-------- TEXTE SOURCE --------
Depuis juillet dernier et le mouvement de grève le personnel de greffe n’hésite plus à manifester sa colère. Alors lorsque le micro leur est tendu - rarement ils en conviennent - ils sont une dizaine à se déplacer pour témoigner de leur quotidien du manque de moyens et des conditions de travail.
Ils sont un rouage essentiel de la justice. Ils sont le visage qui accueille le justiciable perdu dans le tribunal à la recherche de sa salle d’audience. Ils sont ceux que l’on voit à peine en audience installés sur un côté à moitié cachés par l’écran d’ordinateur - le seul dans la salle. Eux aussi portent la robe noire mais le prestige des avocats ou magistrats n’y est pas forcément associé. Pourtant quiconque souhaite un renseignement est renvoyé au personnel de greffe. Sans eux pas de procédure ils en sont le garant et en portent donc la responsabilité en cas de vice. Sans les greffiers la justice ne fonctionne pas au même titre que les magistrats. Pourtant depuis des années ces fonctionnaires et personnel de l’administration subissent une invisibilisation de leur métier et un manque de reconnaissance tant dans leur statut que leurs salaires. À Besançon une dizaine s’est rassemblée pour témoigner de leur quotidien devenu de plus en plus dur. Tous parlent d’une même voix même s’ils travaillent dans des services différents et n’ont pas les mêmes missions au quotidien.
-------- EXTRAITS DE DONNÉES --------
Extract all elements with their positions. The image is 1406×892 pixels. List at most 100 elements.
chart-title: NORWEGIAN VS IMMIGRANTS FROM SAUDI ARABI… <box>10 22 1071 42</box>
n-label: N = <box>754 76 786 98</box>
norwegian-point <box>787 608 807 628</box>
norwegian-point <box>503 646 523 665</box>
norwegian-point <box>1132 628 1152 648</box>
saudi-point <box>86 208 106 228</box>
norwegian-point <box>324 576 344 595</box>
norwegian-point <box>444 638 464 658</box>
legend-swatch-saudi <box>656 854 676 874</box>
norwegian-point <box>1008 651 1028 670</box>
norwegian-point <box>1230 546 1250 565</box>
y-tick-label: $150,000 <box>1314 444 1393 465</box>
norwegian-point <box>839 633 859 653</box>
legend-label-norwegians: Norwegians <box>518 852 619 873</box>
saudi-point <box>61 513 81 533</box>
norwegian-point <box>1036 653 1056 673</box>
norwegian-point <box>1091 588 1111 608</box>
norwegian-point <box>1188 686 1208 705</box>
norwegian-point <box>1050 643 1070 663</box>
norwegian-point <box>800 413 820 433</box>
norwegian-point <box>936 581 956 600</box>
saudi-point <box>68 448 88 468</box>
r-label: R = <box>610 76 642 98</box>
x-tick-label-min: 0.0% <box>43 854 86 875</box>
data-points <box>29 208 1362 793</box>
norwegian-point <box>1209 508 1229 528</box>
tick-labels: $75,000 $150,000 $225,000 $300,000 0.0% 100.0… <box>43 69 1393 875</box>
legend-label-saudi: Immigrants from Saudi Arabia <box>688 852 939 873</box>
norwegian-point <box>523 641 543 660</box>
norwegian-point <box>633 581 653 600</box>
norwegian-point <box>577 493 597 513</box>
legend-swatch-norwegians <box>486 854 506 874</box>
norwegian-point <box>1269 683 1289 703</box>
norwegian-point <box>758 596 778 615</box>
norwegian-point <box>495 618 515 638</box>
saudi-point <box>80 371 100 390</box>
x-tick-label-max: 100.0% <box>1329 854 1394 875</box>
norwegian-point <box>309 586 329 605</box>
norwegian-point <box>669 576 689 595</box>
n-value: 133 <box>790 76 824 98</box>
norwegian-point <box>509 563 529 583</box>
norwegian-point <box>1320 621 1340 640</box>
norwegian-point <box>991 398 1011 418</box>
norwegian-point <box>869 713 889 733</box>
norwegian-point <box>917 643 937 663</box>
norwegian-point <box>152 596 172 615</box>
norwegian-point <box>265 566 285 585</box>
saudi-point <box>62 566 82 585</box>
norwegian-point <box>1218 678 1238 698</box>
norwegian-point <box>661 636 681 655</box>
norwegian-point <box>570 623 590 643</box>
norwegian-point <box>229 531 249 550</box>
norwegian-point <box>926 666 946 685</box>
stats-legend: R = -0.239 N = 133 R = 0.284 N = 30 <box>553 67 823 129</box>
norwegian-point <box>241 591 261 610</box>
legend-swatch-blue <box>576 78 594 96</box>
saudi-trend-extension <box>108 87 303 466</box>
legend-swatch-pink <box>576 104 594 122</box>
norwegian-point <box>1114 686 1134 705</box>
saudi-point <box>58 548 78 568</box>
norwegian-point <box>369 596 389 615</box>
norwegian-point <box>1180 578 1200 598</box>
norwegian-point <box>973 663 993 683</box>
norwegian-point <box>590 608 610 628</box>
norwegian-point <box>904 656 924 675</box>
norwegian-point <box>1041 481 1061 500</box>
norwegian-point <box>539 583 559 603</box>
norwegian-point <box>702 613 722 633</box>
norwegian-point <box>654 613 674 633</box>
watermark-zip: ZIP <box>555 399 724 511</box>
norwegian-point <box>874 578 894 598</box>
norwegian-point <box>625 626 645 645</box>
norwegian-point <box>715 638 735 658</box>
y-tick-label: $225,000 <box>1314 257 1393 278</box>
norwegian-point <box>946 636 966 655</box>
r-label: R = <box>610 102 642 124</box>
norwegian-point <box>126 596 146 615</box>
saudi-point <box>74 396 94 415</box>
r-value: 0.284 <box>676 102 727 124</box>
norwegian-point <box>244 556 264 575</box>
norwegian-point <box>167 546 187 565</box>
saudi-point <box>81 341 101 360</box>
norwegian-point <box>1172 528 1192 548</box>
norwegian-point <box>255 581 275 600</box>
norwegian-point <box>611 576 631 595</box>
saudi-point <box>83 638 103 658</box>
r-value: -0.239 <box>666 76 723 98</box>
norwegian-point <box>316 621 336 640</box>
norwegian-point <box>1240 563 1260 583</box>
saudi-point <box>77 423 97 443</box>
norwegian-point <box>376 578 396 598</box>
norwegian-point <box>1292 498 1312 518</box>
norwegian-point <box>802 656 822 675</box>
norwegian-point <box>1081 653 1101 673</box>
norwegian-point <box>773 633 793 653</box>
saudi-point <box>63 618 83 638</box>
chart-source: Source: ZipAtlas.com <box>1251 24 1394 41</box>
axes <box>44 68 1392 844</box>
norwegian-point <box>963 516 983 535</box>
--------
▶ CONSIGNE ÉCRITE
Reproduisez mot pour mot l'intégralité du texte consacré au personnel de greffe.

▶ RÉPONSE ÉCRITE
Depuis juillet dernier et le mouvement de grève le personnel de greffe n’hésite plus à manifester sa colère. Alors lorsque le micro leur est tendu - rarement ils en conviennent - ils sont une dizaine à se déplacer pour témoigner de leur quotidien du manque de moyens et des conditions de travail.
Ils sont un rouage essentiel de la justice. Ils sont le visage qui accueille le justiciable perdu dans le tribunal à la recherche de sa salle d’audience. Ils sont ceux que l’on voit à peine en audience installés sur un côté à moitié cachés par l’écran d’ordinateur - le seul dans la salle. Eux aussi portent la robe noire mais le prestige des avocats ou magistrats n’y est pas forcément associé. Pourtant quiconque souhaite un renseignement est renvoyé au personnel de greffe. Sans eux pas de procédure ils en sont le garant et en portent donc la responsabilité en cas de vice. Sans les greffiers la justice ne fonctionne pas au même titre que les magistrats. Pourtant depuis des années ces fonctionnaires et personnel de l’administration subissent une invisibilisation de leur métier et un manque de reconnaissance tant dans leur statut que leurs salaires. À Besançon une dizaine s’est rassemblée pour témoigner de leur quotidien devenu de plus en plus dur. Tous parlent d’une même voix même s’ils travaillent dans des services différents et n’ont pas les mêmes missions au quotidien.